-- SELECTED EXCERPT --
--------------------------------------------------
Skip to content

Latest commit

 

History

History
240 lines (183 loc) · 19.1 KB

README.md

File metadata and controls

240 lines (183 loc) · 19.1 KB

Ad Inventory Fraud Measurement

This repository is associated with the measurement study based research titled "The Inventory is Dark and Full of Misinformation: Understanding the Abuse of Ad Inventory Pooling in the Ad-Tech Supply Chain". In this work, for the first time, we study and measure different mechanisms employed in the ad-tech ecosystem to misrepresent the ad inventory in order to fraud the advertisers. We perform our study on a set of 669 misinformation websites as they are more prone to engage in this kind of ad fraud so as to deceive brands in monetizing their misinformative websites. However, this repository contains the template code to repeat the work done in our research for any set of websites.

The dataset associated with our work can be accessed below. It can be used to reproduce the results detailed in our paper.
Dataset: OSF Project Repository

For further details, please check out the research paper associated with this work.
--------------------------------------------------
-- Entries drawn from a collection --
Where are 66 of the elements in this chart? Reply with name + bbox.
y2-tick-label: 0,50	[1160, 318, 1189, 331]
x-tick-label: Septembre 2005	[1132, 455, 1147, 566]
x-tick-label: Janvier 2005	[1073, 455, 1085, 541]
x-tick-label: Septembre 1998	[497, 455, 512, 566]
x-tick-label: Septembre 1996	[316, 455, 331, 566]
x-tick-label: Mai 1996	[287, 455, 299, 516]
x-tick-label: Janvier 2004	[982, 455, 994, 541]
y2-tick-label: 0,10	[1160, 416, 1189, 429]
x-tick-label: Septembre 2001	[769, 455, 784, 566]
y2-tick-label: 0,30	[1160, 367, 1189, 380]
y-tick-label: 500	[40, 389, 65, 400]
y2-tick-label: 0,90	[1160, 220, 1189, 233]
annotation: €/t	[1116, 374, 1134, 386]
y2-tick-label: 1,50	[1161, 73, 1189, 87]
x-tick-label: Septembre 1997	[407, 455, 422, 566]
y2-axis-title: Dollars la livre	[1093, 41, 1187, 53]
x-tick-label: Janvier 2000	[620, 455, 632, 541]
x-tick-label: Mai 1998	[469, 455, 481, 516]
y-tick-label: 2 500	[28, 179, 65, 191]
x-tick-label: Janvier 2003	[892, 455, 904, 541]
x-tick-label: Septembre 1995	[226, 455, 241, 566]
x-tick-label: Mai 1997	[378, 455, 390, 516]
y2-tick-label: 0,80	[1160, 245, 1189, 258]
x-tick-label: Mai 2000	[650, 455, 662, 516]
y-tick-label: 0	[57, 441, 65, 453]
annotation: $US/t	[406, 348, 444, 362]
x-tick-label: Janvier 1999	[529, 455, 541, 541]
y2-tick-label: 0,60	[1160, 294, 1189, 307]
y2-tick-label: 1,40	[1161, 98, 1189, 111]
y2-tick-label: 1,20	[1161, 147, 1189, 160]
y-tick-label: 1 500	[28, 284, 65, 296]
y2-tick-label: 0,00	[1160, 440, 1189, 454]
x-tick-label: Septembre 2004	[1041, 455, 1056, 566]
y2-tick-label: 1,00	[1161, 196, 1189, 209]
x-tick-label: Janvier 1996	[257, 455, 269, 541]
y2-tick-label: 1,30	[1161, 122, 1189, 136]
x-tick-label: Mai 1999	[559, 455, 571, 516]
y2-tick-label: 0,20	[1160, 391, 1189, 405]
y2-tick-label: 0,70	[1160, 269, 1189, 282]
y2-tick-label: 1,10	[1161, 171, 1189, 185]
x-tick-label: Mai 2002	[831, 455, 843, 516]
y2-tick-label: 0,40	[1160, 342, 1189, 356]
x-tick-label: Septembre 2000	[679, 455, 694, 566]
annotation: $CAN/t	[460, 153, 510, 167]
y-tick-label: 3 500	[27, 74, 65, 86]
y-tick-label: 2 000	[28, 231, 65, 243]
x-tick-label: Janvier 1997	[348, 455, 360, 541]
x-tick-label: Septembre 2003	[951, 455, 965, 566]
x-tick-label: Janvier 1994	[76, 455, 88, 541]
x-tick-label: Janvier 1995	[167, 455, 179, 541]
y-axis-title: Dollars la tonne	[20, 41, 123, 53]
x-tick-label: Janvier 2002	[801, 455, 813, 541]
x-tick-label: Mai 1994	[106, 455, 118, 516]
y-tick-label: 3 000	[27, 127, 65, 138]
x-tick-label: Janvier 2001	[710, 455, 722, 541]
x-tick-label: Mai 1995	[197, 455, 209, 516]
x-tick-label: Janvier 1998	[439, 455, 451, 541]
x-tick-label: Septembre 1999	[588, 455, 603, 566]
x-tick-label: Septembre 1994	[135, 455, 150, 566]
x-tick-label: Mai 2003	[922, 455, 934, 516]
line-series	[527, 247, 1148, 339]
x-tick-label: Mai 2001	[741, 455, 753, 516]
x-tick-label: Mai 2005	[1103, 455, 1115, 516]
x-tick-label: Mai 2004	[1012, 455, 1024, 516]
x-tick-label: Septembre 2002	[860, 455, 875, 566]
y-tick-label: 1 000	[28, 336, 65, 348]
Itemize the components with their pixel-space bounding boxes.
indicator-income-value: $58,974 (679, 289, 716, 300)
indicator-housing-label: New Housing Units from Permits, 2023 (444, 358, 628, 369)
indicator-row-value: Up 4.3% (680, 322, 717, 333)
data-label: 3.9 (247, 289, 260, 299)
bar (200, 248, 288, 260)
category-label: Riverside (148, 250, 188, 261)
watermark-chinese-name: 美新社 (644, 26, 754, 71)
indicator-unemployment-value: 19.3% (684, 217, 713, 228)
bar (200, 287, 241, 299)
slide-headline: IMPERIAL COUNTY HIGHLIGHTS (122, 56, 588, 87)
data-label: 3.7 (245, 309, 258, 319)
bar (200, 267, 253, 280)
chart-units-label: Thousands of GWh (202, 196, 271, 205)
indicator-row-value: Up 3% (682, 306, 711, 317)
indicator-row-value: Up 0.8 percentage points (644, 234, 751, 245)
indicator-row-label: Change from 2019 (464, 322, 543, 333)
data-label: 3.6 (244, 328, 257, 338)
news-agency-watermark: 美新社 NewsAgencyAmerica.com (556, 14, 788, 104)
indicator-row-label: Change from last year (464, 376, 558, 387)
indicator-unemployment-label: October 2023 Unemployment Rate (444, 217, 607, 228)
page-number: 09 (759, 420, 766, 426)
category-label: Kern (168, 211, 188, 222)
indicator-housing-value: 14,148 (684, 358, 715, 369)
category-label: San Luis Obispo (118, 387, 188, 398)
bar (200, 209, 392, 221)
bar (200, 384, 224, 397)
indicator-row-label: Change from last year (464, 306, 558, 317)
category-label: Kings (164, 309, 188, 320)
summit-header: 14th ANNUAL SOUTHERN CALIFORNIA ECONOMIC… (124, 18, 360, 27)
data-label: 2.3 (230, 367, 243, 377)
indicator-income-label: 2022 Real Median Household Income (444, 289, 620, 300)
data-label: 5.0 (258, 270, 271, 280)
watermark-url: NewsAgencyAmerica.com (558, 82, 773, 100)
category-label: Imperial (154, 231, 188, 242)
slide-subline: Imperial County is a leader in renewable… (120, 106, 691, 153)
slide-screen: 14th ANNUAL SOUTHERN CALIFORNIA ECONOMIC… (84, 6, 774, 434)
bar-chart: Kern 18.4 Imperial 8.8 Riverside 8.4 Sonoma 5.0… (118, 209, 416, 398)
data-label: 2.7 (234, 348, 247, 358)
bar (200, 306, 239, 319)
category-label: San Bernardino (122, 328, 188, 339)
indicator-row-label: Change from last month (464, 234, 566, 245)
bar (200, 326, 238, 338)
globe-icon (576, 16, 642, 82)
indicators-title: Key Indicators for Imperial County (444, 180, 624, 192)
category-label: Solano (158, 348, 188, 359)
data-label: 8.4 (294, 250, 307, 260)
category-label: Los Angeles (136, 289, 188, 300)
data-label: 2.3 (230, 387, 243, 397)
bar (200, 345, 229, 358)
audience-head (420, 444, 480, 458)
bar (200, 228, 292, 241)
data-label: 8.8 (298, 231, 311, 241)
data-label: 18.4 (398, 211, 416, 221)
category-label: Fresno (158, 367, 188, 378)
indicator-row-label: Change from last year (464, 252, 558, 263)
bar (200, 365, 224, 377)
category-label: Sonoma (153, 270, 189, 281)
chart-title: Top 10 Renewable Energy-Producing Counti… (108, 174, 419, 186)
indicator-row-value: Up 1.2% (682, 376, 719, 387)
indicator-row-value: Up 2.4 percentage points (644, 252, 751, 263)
--------------------------------------------------
-- AIM OF THE EXERCISE --
Output the complete README on ad inventory fraud shown above before the listing, character for character.

-- CORRECT RESPONSE --
Skip to content

Latest commit

 

History

History
240 lines (183 loc) · 19.1 KB

README.md

File metadata and controls

240 lines (183 loc) · 19.1 KB

Ad Inventory Fraud Measurement

This repository is associated with the measurement study based research titled "The Inventory is Dark and Full of Misinformation: Understanding the Abuse of Ad Inventory Pooling in the Ad-Tech Supply Chain". In this work, for the first time, we study and measure different mechanisms employed in the ad-tech ecosystem to misrepresent the ad inventory in order to fraud the advertisers. We perform our study on a set of 669 misinformation websites as they are more prone to engage in this kind of ad fraud so as to deceive brands in monetizing their misinformative websites. However, this repository contains the template code to repeat the work done in our research for any set of websites.

The dataset associated with our work can be accessed below. It can be used to reproduce the results detailed in our paper.
Dataset: OSF Project Repository

For further details, please check out the research paper associated with this work.